──────── Records ────────

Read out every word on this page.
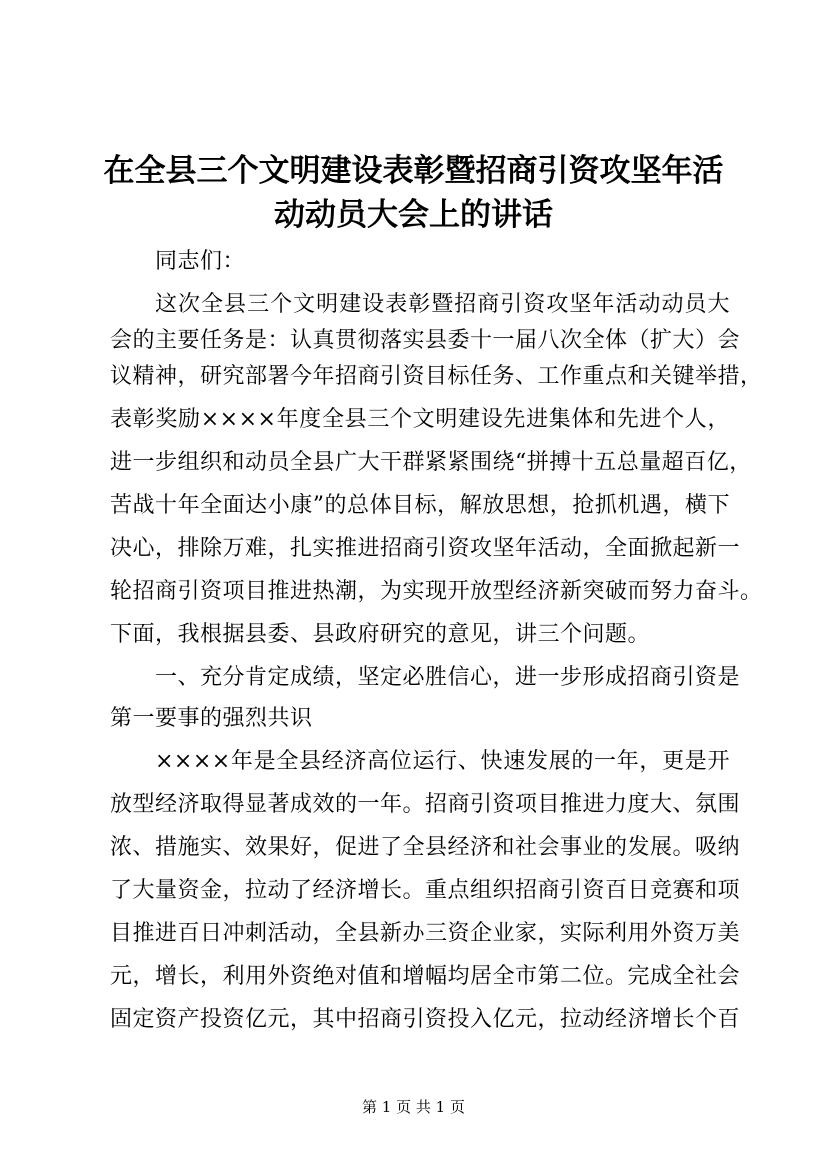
在全县三个文明建设表彰暨招商引资攻坚年活
动动员大会上的讲话
同志们：
这次全县三个文明建设表彰暨招商引资攻坚年活动动员大
会的主要任务是：认真贯彻落实县委十一届八次全体（扩大）会
议精神，研究部署今年招商引资目标任务、工作重点和关键举措，
表彰奖励××××年度全县三个文明建设先进集体和先进个人，
进一步组织和动员全县广大干群紧紧围绕“拼搏十五总量超百亿，
苦战十年全面达小康”的总体目标，解放思想，抢抓机遇，横下
决心，排除万难，扎实推进招商引资攻坚年活动，全面掀起新一
轮招商引资项目推进热潮，为实现开放型经济新突破而努力奋斗。
下面，我根据县委、县政府研究的意见，讲三个问题。
一、充分肯定成绩，坚定必胜信心，进一步形成招商引资是
第一要事的强烈共识
××××年是全县经济高位运行、快速发展的一年，更是开
放型经济取得显著成效的一年。招商引资项目推进力度大、氛围
浓、措施实、效果好，促进了全县经济和社会事业的发展。吸纳
了大量资金，拉动了经济增长。重点组织招商引资百日竞赛和项
目推进百日冲刺活动，全县新办三资企业家，实际利用外资万美
元，增长，利用外资绝对值和增幅均居全市第二位。完成全社会
固定资产投资亿元，其中招商引资投入亿元，拉动经济增长个百
第 1 页 共 1 页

────────

Exercise aim
Copy the records word for word, leaving no picture in the copy.

Reply to the exercise
Read out every word on this page.
在全县三个文明建设表彰暨招商引资攻坚年活
动动员大会上的讲话
同志们：
这次全县三个文明建设表彰暨招商引资攻坚年活动动员大
会的主要任务是：认真贯彻落实县委十一届八次全体（扩大）会
议精神，研究部署今年招商引资目标任务、工作重点和关键举措，
表彰奖励××××年度全县三个文明建设先进集体和先进个人，
进一步组织和动员全县广大干群紧紧围绕“拼搏十五总量超百亿，
苦战十年全面达小康”的总体目标，解放思想，抢抓机遇，横下
决心，排除万难，扎实推进招商引资攻坚年活动，全面掀起新一
轮招商引资项目推进热潮，为实现开放型经济新突破而努力奋斗。
下面，我根据县委、县政府研究的意见，讲三个问题。
一、充分肯定成绩，坚定必胜信心，进一步形成招商引资是
第一要事的强烈共识
××××年是全县经济高位运行、快速发展的一年，更是开
放型经济取得显著成效的一年。招商引资项目推进力度大、氛围
浓、措施实、效果好，促进了全县经济和社会事业的发展。吸纳
了大量资金，拉动了经济增长。重点组织招商引资百日竞赛和项
目推进百日冲刺活动，全县新办三资企业家，实际利用外资万美
元，增长，利用外资绝对值和增幅均居全市第二位。完成全社会
固定资产投资亿元，其中招商引资投入亿元，拉动经济增长个百
第 1 页 共 1 页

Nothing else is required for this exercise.